--- begin Records for the task ---

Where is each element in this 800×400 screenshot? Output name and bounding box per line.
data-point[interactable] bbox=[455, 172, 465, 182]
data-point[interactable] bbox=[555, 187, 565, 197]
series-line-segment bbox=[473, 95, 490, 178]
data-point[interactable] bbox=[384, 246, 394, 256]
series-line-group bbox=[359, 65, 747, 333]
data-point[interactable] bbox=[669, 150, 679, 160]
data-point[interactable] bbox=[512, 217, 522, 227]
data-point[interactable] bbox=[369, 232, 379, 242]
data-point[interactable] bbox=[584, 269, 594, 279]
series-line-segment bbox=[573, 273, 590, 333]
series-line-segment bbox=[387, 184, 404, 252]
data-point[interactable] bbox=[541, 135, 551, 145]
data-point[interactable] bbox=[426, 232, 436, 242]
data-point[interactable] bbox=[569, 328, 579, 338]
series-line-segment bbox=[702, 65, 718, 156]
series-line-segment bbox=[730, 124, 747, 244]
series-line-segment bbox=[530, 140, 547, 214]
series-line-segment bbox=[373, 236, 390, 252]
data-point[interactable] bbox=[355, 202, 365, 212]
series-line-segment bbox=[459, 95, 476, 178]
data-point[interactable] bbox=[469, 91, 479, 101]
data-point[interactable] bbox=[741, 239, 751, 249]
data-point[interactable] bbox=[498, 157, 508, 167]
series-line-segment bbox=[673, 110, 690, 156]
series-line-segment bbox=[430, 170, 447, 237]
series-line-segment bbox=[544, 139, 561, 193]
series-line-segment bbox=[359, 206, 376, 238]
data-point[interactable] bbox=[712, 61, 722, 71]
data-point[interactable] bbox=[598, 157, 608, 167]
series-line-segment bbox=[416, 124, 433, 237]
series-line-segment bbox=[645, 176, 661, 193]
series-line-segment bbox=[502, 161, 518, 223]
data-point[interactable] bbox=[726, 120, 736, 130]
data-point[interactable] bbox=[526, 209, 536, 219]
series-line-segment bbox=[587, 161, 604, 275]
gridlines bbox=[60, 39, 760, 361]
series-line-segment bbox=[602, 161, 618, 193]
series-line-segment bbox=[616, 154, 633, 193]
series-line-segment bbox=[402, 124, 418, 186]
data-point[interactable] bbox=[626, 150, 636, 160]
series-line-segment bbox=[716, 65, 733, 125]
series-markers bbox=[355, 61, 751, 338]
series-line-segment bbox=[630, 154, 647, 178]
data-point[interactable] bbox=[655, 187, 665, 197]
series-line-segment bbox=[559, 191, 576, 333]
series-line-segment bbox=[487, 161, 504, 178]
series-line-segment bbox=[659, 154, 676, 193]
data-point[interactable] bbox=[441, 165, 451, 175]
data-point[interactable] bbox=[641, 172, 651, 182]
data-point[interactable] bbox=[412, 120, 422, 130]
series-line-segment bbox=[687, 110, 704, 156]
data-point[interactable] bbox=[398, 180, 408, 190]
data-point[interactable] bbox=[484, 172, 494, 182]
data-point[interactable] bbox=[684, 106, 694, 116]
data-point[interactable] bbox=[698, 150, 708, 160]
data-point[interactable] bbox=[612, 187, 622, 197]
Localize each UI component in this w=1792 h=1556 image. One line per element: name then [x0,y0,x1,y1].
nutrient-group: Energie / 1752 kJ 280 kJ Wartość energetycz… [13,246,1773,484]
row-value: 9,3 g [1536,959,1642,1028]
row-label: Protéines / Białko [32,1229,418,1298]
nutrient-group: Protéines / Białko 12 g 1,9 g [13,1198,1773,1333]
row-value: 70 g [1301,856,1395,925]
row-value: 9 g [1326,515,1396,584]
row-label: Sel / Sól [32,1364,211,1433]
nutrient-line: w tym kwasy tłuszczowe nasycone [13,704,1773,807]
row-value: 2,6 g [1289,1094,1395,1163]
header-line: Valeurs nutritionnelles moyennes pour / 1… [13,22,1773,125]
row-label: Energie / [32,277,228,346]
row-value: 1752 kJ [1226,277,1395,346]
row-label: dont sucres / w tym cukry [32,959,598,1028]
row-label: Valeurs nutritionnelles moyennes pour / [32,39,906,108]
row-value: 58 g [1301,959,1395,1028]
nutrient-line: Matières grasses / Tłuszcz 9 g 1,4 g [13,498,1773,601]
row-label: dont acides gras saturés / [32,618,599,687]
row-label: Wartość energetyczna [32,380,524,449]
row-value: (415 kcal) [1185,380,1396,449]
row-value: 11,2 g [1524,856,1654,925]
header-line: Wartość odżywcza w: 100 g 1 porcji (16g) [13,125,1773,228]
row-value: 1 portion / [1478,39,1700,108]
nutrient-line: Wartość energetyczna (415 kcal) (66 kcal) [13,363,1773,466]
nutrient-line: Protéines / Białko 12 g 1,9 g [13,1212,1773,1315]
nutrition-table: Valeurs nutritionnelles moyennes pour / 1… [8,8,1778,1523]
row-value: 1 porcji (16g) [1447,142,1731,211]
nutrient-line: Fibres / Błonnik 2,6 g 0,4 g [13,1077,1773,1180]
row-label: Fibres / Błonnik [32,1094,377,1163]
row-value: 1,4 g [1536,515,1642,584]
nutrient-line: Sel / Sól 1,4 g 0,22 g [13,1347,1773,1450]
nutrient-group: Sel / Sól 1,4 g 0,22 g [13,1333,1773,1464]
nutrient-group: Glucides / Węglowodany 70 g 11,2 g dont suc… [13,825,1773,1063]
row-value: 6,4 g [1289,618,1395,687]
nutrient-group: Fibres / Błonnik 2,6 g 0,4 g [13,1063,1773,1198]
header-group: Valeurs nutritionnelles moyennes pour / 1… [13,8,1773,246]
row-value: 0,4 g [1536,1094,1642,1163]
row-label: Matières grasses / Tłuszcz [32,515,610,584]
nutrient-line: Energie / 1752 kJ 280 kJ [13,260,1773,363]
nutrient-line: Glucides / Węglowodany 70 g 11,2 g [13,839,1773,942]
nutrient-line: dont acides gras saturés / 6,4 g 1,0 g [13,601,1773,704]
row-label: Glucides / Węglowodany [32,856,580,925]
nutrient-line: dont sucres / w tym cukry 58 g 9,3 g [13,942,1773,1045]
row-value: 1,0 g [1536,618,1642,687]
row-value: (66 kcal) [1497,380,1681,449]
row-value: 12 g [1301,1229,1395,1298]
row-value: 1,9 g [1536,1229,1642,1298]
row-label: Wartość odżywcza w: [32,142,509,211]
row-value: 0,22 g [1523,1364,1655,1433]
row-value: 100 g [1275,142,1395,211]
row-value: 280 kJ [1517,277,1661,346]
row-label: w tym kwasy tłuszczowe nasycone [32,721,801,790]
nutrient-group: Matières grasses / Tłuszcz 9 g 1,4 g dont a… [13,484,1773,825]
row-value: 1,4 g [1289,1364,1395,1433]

--- end Records for the task ---

Please quote all of the records above line for line, with no changes.

Where is each element in this 800×400 screenshot? Output name and bounding box per line.
data-point[interactable] bbox=[455, 172, 465, 182]
data-point[interactable] bbox=[555, 187, 565, 197]
series-line-segment bbox=[473, 95, 490, 178]
data-point[interactable] bbox=[384, 246, 394, 256]
series-line-group bbox=[359, 65, 747, 333]
data-point[interactable] bbox=[669, 150, 679, 160]
data-point[interactable] bbox=[512, 217, 522, 227]
data-point[interactable] bbox=[369, 232, 379, 242]
data-point[interactable] bbox=[584, 269, 594, 279]
series-line-segment bbox=[573, 273, 590, 333]
series-line-segment bbox=[387, 184, 404, 252]
data-point[interactable] bbox=[541, 135, 551, 145]
data-point[interactable] bbox=[426, 232, 436, 242]
data-point[interactable] bbox=[569, 328, 579, 338]
series-line-segment bbox=[702, 65, 718, 156]
series-line-segment bbox=[730, 124, 747, 244]
series-line-segment bbox=[530, 140, 547, 214]
series-line-segment bbox=[373, 236, 390, 252]
data-point[interactable] bbox=[355, 202, 365, 212]
series-line-segment bbox=[459, 95, 476, 178]
data-point[interactable] bbox=[469, 91, 479, 101]
data-point[interactable] bbox=[741, 239, 751, 249]
data-point[interactable] bbox=[498, 157, 508, 167]
series-line-segment bbox=[673, 110, 690, 156]
series-line-segment bbox=[430, 170, 447, 237]
series-line-segment bbox=[544, 139, 561, 193]
series-line-segment bbox=[359, 206, 376, 238]
data-point[interactable] bbox=[712, 61, 722, 71]
data-point[interactable] bbox=[598, 157, 608, 167]
series-line-segment bbox=[416, 124, 433, 237]
series-line-segment bbox=[645, 176, 661, 193]
series-line-segment bbox=[502, 161, 518, 223]
data-point[interactable] bbox=[726, 120, 736, 130]
data-point[interactable] bbox=[526, 209, 536, 219]
series-line-segment bbox=[587, 161, 604, 275]
gridlines bbox=[60, 39, 760, 361]
series-line-segment bbox=[602, 161, 618, 193]
series-line-segment bbox=[616, 154, 633, 193]
series-line-segment bbox=[402, 124, 418, 186]
data-point[interactable] bbox=[626, 150, 636, 160]
series-line-segment bbox=[716, 65, 733, 125]
series-markers bbox=[355, 61, 751, 338]
series-line-segment bbox=[630, 154, 647, 178]
data-point[interactable] bbox=[655, 187, 665, 197]
series-line-segment bbox=[559, 191, 576, 333]
series-line-segment bbox=[487, 161, 504, 178]
series-line-segment bbox=[659, 154, 676, 193]
data-point[interactable] bbox=[441, 165, 451, 175]
data-point[interactable] bbox=[641, 172, 651, 182]
data-point[interactable] bbox=[412, 120, 422, 130]
series-line-segment bbox=[687, 110, 704, 156]
data-point[interactable] bbox=[398, 180, 408, 190]
data-point[interactable] bbox=[484, 172, 494, 182]
data-point[interactable] bbox=[684, 106, 694, 116]
data-point[interactable] bbox=[698, 150, 708, 160]
data-point[interactable] bbox=[612, 187, 622, 197]
Localize each UI component in this w=1792 h=1556 image. One line per element: name then [x0,y0,x1,y1].
nutrient-group: Energie / 1752 kJ 280 kJ Wartość energetycz… [13,246,1773,484]
row-value: 9,3 g [1536,959,1642,1028]
row-label: Protéines / Białko [32,1229,418,1298]
nutrient-group: Protéines / Białko 12 g 1,9 g [13,1198,1773,1333]
row-value: 70 g [1301,856,1395,925]
row-value: 9 g [1326,515,1396,584]
row-label: Sel / Sól [32,1364,211,1433]
nutrient-line: w tym kwasy tłuszczowe nasycone [13,704,1773,807]
row-value: 2,6 g [1289,1094,1395,1163]
header-line: Valeurs nutritionnelles moyennes pour / 1… [13,22,1773,125]
row-label: Energie / [32,277,228,346]
row-value: 1752 kJ [1226,277,1395,346]
row-label: dont sucres / w tym cukry [32,959,598,1028]
row-label: Valeurs nutritionnelles moyennes pour / [32,39,906,108]
row-value: 58 g [1301,959,1395,1028]
nutrient-line: Matières grasses / Tłuszcz 9 g 1,4 g [13,498,1773,601]
row-label: dont acides gras saturés / [32,618,599,687]
row-label: Wartość energetyczna [32,380,524,449]
row-value: (415 kcal) [1185,380,1396,449]
row-value: 11,2 g [1524,856,1654,925]
header-line: Wartość odżywcza w: 100 g 1 porcji (16g) [13,125,1773,228]
row-value: 1 portion / [1478,39,1700,108]
nutrient-line: Wartość energetyczna (415 kcal) (66 kcal) [13,363,1773,466]
nutrient-line: Protéines / Białko 12 g 1,9 g [13,1212,1773,1315]
nutrition-table: Valeurs nutritionnelles moyennes pour / 1… [8,8,1778,1523]
row-value: 1 porcji (16g) [1447,142,1731,211]
nutrient-line: Fibres / Błonnik 2,6 g 0,4 g [13,1077,1773,1180]
row-label: Fibres / Błonnik [32,1094,377,1163]
row-value: 1,4 g [1536,515,1642,584]
nutrient-line: Sel / Sól 1,4 g 0,22 g [13,1347,1773,1450]
nutrient-group: Sel / Sól 1,4 g 0,22 g [13,1333,1773,1464]
nutrient-group: Glucides / Węglowodany 70 g 11,2 g dont suc… [13,825,1773,1063]
row-value: 6,4 g [1289,618,1395,687]
nutrient-group: Fibres / Błonnik 2,6 g 0,4 g [13,1063,1773,1198]
header-group: Valeurs nutritionnelles moyennes pour / 1… [13,8,1773,246]
row-value: 0,4 g [1536,1094,1642,1163]
row-label: Matières grasses / Tłuszcz [32,515,610,584]
nutrient-line: Energie / 1752 kJ 280 kJ [13,260,1773,363]
nutrient-line: Glucides / Węglowodany 70 g 11,2 g [13,839,1773,942]
nutrient-line: dont acides gras saturés / 6,4 g 1,0 g [13,601,1773,704]
row-label: Glucides / Węglowodany [32,856,580,925]
nutrient-line: dont sucres / w tym cukry 58 g 9,3 g [13,942,1773,1045]
row-value: 1,0 g [1536,618,1642,687]
row-value: (66 kcal) [1497,380,1681,449]
row-value: 12 g [1301,1229,1395,1298]
row-value: 1,9 g [1536,1229,1642,1298]
row-label: Wartość odżywcza w: [32,142,509,211]
row-value: 0,22 g [1523,1364,1655,1433]
row-value: 100 g [1275,142,1395,211]
row-value: 280 kJ [1517,277,1661,346]
row-label: w tym kwasy tłuszczowe nasycone [32,721,801,790]
nutrient-group: Matières grasses / Tłuszcz 9 g 1,4 g dont a… [13,484,1773,825]
row-value: 1,4 g [1289,1364,1395,1433]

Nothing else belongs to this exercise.